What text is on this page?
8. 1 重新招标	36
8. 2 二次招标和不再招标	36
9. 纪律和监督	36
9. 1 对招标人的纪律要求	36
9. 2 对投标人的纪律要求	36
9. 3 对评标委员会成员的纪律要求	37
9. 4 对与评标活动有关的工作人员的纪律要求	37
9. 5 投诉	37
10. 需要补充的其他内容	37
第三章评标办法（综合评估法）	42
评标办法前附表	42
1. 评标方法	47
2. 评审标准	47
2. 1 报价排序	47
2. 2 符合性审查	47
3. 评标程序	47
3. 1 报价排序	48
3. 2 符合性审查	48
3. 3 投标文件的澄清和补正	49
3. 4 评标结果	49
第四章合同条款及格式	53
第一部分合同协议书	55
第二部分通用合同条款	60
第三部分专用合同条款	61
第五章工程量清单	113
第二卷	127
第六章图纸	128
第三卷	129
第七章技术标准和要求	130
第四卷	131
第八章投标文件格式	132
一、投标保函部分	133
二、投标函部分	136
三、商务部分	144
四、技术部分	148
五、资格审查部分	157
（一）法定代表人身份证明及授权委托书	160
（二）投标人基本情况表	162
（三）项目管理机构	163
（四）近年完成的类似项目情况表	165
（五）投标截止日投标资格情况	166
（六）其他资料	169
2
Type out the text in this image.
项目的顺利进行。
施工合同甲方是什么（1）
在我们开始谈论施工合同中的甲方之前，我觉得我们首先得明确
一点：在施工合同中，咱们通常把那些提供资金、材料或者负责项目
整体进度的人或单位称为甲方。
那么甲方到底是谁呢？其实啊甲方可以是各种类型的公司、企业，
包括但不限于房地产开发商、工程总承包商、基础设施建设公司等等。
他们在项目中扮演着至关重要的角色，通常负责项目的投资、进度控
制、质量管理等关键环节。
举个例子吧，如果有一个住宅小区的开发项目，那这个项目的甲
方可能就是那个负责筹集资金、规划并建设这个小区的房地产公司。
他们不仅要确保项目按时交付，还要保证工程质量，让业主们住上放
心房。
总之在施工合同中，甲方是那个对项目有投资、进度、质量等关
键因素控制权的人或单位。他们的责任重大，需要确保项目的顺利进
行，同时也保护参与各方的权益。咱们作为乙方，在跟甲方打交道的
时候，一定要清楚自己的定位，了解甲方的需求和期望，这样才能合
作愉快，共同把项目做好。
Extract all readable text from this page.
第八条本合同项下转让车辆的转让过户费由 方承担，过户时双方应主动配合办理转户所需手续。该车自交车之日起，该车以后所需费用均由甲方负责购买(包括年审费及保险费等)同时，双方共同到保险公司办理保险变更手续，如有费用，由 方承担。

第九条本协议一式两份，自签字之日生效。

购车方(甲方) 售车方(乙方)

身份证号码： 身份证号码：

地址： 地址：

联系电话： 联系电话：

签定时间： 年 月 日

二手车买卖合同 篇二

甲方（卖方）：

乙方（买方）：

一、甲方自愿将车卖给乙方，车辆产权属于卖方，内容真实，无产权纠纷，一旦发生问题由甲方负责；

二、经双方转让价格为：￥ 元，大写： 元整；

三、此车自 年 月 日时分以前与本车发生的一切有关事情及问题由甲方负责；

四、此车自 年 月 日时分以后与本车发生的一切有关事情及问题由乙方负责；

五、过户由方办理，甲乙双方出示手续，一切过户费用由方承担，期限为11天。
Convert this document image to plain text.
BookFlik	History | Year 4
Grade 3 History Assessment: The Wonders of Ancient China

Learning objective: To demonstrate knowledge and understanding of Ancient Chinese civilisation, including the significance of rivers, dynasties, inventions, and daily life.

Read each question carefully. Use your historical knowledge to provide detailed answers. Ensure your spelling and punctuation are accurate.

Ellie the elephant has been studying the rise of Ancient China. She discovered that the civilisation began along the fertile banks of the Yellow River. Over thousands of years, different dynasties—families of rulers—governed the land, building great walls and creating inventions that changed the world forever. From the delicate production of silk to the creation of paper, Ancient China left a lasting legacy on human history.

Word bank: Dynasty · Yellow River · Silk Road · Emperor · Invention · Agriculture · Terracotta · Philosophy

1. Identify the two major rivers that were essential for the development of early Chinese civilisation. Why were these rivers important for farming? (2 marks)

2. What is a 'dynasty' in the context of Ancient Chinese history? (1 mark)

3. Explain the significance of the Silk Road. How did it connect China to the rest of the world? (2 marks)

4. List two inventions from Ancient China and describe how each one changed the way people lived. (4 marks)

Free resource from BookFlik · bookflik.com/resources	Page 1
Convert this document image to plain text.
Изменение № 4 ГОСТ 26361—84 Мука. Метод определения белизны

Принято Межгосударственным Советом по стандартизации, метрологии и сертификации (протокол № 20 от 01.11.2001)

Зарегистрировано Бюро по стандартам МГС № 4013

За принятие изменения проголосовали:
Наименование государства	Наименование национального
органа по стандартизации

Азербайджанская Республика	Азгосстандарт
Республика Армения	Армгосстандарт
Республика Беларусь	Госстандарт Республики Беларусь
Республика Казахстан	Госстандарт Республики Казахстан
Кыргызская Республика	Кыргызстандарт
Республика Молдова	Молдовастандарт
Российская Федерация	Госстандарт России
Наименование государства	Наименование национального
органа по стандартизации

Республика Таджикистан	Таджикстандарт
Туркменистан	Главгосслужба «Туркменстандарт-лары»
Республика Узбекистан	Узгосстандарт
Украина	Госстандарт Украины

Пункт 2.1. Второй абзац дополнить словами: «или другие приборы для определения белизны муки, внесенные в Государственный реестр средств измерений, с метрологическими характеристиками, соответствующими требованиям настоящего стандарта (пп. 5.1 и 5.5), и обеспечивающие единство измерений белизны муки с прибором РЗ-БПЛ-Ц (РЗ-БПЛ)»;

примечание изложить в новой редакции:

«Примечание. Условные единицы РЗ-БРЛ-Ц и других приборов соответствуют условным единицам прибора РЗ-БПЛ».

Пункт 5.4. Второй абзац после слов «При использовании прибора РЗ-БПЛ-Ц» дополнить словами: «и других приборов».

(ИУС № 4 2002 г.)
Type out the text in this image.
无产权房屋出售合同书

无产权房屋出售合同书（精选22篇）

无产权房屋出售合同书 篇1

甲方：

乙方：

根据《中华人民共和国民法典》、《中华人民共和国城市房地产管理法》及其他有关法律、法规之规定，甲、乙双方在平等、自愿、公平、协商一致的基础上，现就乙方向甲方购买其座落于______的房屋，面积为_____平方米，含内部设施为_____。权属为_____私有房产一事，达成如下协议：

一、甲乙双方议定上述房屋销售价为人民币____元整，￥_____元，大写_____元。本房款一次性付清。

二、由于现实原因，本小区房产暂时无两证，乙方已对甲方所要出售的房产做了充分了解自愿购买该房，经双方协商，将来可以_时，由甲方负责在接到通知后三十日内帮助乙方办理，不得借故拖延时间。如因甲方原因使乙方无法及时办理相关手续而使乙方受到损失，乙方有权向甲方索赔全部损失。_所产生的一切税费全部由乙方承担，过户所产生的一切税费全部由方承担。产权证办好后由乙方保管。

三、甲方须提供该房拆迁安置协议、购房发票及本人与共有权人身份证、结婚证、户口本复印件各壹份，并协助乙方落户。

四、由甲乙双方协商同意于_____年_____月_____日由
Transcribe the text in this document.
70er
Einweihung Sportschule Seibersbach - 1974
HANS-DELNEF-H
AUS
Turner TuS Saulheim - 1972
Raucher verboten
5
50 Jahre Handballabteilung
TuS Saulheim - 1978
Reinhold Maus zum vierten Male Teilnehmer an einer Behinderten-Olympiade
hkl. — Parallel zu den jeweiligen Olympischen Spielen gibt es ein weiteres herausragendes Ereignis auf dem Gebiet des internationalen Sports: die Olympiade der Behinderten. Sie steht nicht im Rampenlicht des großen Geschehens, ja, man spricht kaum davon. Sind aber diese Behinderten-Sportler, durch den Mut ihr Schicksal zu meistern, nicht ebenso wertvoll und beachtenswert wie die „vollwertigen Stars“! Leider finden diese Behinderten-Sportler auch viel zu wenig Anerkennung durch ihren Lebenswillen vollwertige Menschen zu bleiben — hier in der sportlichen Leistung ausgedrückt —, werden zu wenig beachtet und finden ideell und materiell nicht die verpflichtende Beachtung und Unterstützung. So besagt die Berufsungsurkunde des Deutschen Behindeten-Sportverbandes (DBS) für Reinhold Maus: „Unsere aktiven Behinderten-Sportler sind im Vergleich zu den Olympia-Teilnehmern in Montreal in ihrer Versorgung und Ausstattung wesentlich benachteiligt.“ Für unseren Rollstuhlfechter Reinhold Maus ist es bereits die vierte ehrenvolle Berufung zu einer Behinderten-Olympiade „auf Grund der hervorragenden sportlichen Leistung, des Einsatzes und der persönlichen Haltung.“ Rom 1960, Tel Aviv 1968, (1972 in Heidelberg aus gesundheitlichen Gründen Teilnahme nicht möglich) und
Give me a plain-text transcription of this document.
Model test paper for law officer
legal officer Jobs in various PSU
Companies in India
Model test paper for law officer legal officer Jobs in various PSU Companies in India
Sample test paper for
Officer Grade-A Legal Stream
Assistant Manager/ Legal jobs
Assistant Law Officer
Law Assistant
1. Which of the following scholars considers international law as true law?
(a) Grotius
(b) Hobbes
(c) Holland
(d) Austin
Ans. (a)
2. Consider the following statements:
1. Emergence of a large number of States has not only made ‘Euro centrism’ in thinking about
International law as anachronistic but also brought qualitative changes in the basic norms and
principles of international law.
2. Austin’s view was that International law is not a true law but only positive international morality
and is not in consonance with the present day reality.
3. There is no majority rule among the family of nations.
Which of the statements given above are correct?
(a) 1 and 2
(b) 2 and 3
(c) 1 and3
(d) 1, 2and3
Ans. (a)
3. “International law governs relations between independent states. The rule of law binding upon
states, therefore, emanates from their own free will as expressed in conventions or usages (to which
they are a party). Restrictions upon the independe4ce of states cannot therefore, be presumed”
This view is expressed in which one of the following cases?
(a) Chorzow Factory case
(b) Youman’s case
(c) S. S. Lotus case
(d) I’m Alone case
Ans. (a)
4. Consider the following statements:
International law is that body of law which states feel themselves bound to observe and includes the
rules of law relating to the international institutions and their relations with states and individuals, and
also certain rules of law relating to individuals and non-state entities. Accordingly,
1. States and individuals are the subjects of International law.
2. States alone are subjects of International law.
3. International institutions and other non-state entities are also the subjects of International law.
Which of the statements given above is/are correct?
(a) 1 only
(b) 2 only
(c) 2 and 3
==============================
WHAT NEEDS TO BE DONE: Copy out each line of the material that holds the word "document".

TASK RESULT:
Convert this document image to plain text.
Convert this document image to plain text.
Transcribe the text in this document.
Give me a plain-text transcription of this document.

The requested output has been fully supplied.